Set exercise ->
Restate each line word for word. Leave out every picture.

Entries shown ->
========================

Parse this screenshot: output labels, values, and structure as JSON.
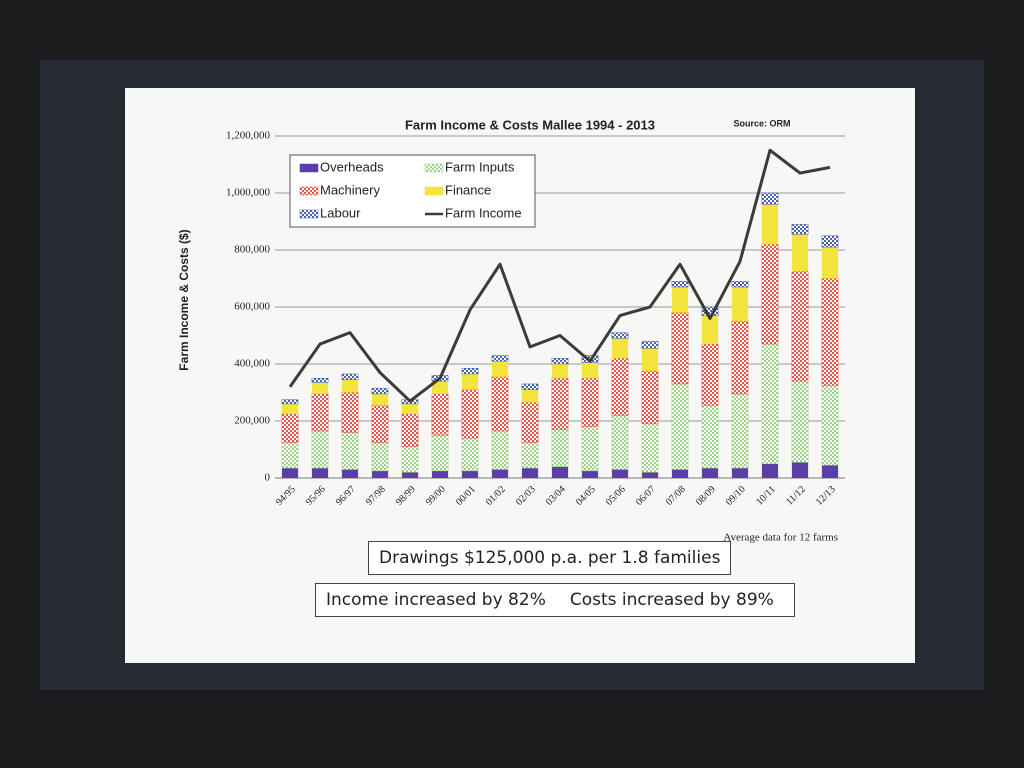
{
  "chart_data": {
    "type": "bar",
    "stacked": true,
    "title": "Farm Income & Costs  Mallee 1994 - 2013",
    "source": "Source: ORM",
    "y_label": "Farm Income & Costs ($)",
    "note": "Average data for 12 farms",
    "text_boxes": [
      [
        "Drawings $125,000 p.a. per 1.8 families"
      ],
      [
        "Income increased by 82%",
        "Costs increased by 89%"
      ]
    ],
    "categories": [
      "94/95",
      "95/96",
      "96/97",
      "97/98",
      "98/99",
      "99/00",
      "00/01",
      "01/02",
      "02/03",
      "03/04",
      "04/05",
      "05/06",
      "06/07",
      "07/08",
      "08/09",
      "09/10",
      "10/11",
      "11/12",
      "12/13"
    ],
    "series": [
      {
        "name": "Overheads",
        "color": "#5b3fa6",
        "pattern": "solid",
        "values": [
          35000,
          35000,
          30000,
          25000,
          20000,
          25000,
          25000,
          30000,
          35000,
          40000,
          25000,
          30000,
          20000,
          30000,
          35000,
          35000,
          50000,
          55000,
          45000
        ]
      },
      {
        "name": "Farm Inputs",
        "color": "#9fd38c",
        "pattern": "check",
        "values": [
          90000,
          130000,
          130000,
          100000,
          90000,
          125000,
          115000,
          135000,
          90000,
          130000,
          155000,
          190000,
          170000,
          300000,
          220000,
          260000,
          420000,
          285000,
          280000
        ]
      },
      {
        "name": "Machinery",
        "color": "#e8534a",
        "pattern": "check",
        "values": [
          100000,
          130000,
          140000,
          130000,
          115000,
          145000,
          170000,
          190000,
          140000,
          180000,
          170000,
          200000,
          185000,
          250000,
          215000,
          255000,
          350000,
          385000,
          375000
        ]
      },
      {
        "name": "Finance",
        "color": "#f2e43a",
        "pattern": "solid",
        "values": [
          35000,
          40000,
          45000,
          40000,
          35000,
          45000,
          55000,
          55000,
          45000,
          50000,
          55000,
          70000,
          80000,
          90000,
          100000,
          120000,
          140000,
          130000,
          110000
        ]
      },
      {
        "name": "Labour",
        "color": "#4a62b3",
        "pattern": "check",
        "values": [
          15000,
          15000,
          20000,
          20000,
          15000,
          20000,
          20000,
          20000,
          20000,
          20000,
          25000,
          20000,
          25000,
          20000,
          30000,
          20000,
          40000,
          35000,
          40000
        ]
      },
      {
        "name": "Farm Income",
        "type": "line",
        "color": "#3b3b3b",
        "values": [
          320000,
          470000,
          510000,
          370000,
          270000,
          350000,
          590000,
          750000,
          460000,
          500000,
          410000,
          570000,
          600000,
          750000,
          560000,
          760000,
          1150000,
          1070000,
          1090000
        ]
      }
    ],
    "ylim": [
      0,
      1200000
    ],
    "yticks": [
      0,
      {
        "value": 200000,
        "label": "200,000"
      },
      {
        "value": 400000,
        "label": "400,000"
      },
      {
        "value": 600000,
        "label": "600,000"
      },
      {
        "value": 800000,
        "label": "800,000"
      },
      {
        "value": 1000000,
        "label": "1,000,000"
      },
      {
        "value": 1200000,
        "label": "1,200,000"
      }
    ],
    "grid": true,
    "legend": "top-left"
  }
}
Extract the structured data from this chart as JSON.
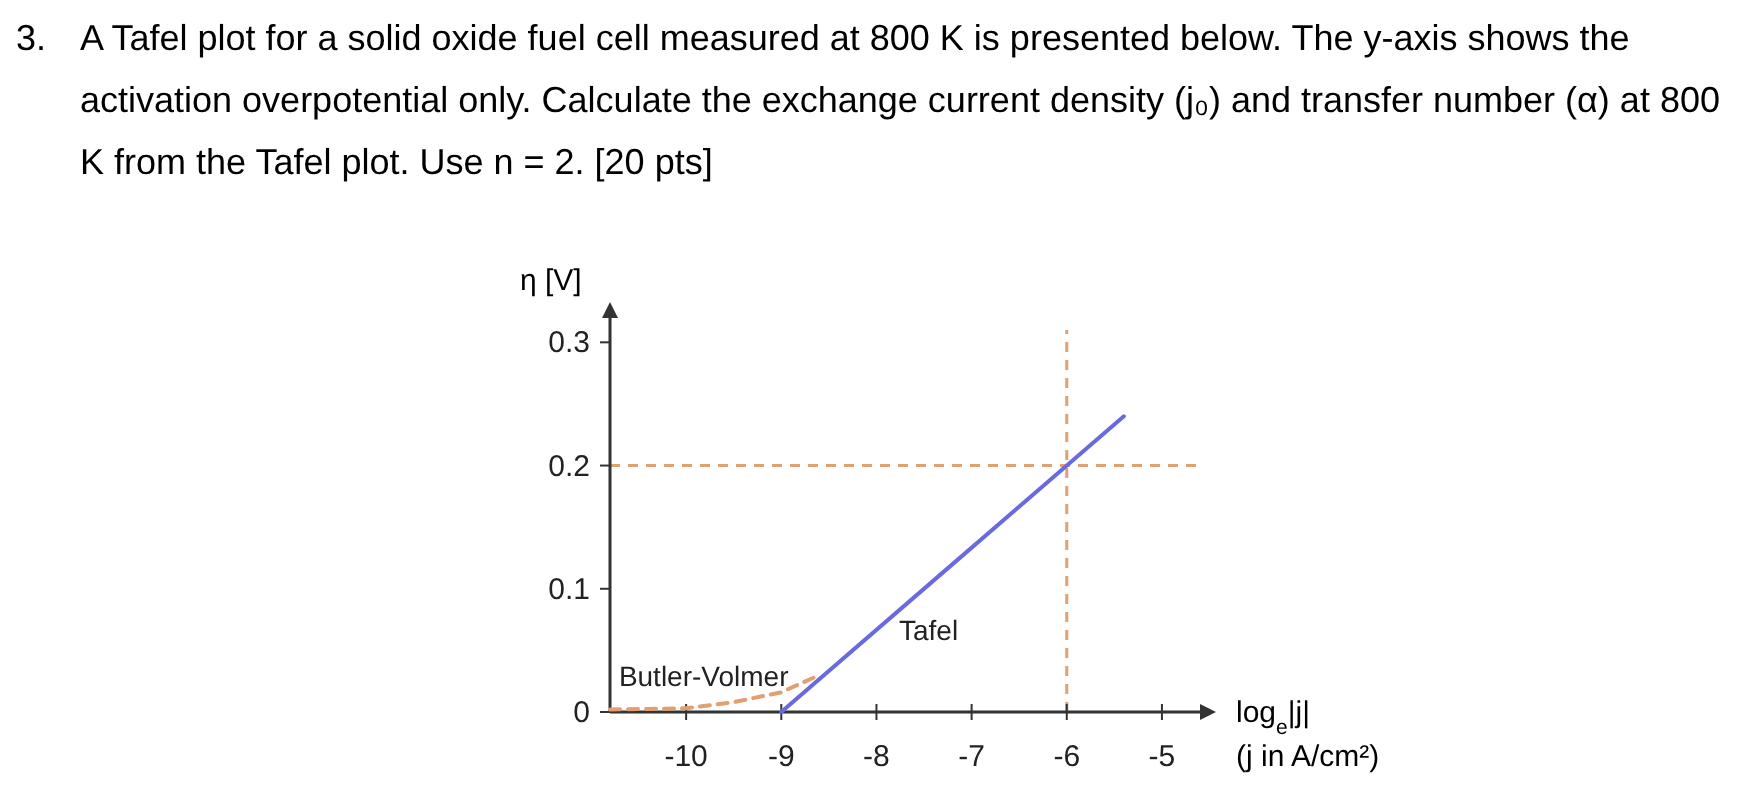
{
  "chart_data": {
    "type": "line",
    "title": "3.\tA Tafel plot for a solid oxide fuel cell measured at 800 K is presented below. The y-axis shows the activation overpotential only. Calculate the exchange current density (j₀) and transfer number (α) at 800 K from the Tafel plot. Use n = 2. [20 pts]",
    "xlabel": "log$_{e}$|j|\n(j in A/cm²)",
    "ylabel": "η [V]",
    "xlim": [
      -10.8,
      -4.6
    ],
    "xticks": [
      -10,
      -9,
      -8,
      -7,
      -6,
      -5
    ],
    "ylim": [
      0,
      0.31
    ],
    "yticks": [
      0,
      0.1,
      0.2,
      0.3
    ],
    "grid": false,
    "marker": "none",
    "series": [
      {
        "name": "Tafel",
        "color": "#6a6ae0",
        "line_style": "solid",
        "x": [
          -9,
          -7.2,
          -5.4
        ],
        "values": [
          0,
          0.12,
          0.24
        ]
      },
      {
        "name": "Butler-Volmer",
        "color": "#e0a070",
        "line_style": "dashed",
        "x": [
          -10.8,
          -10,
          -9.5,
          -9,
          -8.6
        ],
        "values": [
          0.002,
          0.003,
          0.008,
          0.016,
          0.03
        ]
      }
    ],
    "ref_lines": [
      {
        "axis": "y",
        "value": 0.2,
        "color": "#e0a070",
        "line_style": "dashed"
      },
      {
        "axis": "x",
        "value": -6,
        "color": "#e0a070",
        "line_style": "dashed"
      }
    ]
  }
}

========================

Response to this task ->
Parse this screenshot: output labels, values, and structure as JSON.
{
  "chart_data": {
    "type": "bar",
    "stacked": true,
    "title": "Farm Income & Costs  Mallee 1994 - 2013",
    "source": "Source: ORM",
    "y_label": "Farm Income & Costs ($)",
    "note": "Average data for 12 farms",
    "text_boxes": [
      [
        "Drawings $125,000 p.a. per 1.8 families"
      ],
      [
        "Income increased by 82%",
        "Costs increased by 89%"
      ]
    ],
    "categories": [
      "94/95",
      "95/96",
      "96/97",
      "97/98",
      "98/99",
      "99/00",
      "00/01",
      "01/02",
      "02/03",
      "03/04",
      "04/05",
      "05/06",
      "06/07",
      "07/08",
      "08/09",
      "09/10",
      "10/11",
      "11/12",
      "12/13"
    ],
    "series": [
      {
        "name": "Overheads",
        "color": "#5b3fa6",
        "pattern": "solid",
        "values": [
          35000,
          35000,
          30000,
          25000,
          20000,
          25000,
          25000,
          30000,
          35000,
          40000,
          25000,
          30000,
          20000,
          30000,
          35000,
          35000,
          50000,
          55000,
          45000
        ]
      },
      {
        "name": "Farm Inputs",
        "color": "#9fd38c",
        "pattern": "check",
        "values": [
          90000,
          130000,
          130000,
          100000,
          90000,
          125000,
          115000,
          135000,
          90000,
          130000,
          155000,
          190000,
          170000,
          300000,
          220000,
          260000,
          420000,
          285000,
          280000
        ]
      },
      {
        "name": "Machinery",
        "color": "#e8534a",
        "pattern": "check",
        "values": [
          100000,
          130000,
          140000,
          130000,
          115000,
          145000,
          170000,
          190000,
          140000,
          180000,
          170000,
          200000,
          185000,
          250000,
          215000,
          255000,
          350000,
          385000,
          375000
        ]
      },
      {
        "name": "Finance",
        "color": "#f2e43a",
        "pattern": "solid",
        "values": [
          35000,
          40000,
          45000,
          40000,
          35000,
          45000,
          55000,
          55000,
          45000,
          50000,
          55000,
          70000,
          80000,
          90000,
          100000,
          120000,
          140000,
          130000,
          110000
        ]
      },
      {
        "name": "Labour",
        "color": "#4a62b3",
        "pattern": "check",
        "values": [
          15000,
          15000,
          20000,
          20000,
          15000,
          20000,
          20000,
          20000,
          20000,
          20000,
          25000,
          20000,
          25000,
          20000,
          30000,
          20000,
          40000,
          35000,
          40000
        ]
      },
      {
        "name": "Farm Income",
        "type": "line",
        "color": "#3b3b3b",
        "values": [
          320000,
          470000,
          510000,
          370000,
          270000,
          350000,
          590000,
          750000,
          460000,
          500000,
          410000,
          570000,
          600000,
          750000,
          560000,
          760000,
          1150000,
          1070000,
          1090000
        ]
      }
    ],
    "ylim": [
      0,
      1200000
    ],
    "yticks": [
      0,
      {
        "value": 200000,
        "label": "200,000"
      },
      {
        "value": 400000,
        "label": "400,000"
      },
      {
        "value": 600000,
        "label": "600,000"
      },
      {
        "value": 800000,
        "label": "800,000"
      },
      {
        "value": 1000000,
        "label": "1,000,000"
      },
      {
        "value": 1200000,
        "label": "1,200,000"
      }
    ],
    "grid": true,
    "legend": "top-left"
  }
}
Extract the structured data from this chart as JSON.
{
  "chart_data": {
    "type": "line",
    "title": "3.\tA Tafel plot for a solid oxide fuel cell measured at 800 K is presented below. The y-axis shows the activation overpotential only. Calculate the exchange current density (j₀) and transfer number (α) at 800 K from the Tafel plot. Use n = 2. [20 pts]",
    "xlabel": "log$_{e}$|j|\n(j in A/cm²)",
    "ylabel": "η [V]",
    "xlim": [
      -10.8,
      -4.6
    ],
    "xticks": [
      -10,
      -9,
      -8,
      -7,
      -6,
      -5
    ],
    "ylim": [
      0,
      0.31
    ],
    "yticks": [
      0,
      0.1,
      0.2,
      0.3
    ],
    "grid": false,
    "marker": "none",
    "series": [
      {
        "name": "Tafel",
        "color": "#6a6ae0",
        "line_style": "solid",
        "x": [
          -9,
          -7.2,
          -5.4
        ],
        "values": [
          0,
          0.12,
          0.24
        ]
      },
      {
        "name": "Butler-Volmer",
        "color": "#e0a070",
        "line_style": "dashed",
        "x": [
          -10.8,
          -10,
          -9.5,
          -9,
          -8.6
        ],
        "values": [
          0.002,
          0.003,
          0.008,
          0.016,
          0.03
        ]
      }
    ],
    "ref_lines": [
      {
        "axis": "y",
        "value": 0.2,
        "color": "#e0a070",
        "line_style": "dashed"
      },
      {
        "axis": "x",
        "value": -6,
        "color": "#e0a070",
        "line_style": "dashed"
      }
    ]
  }
}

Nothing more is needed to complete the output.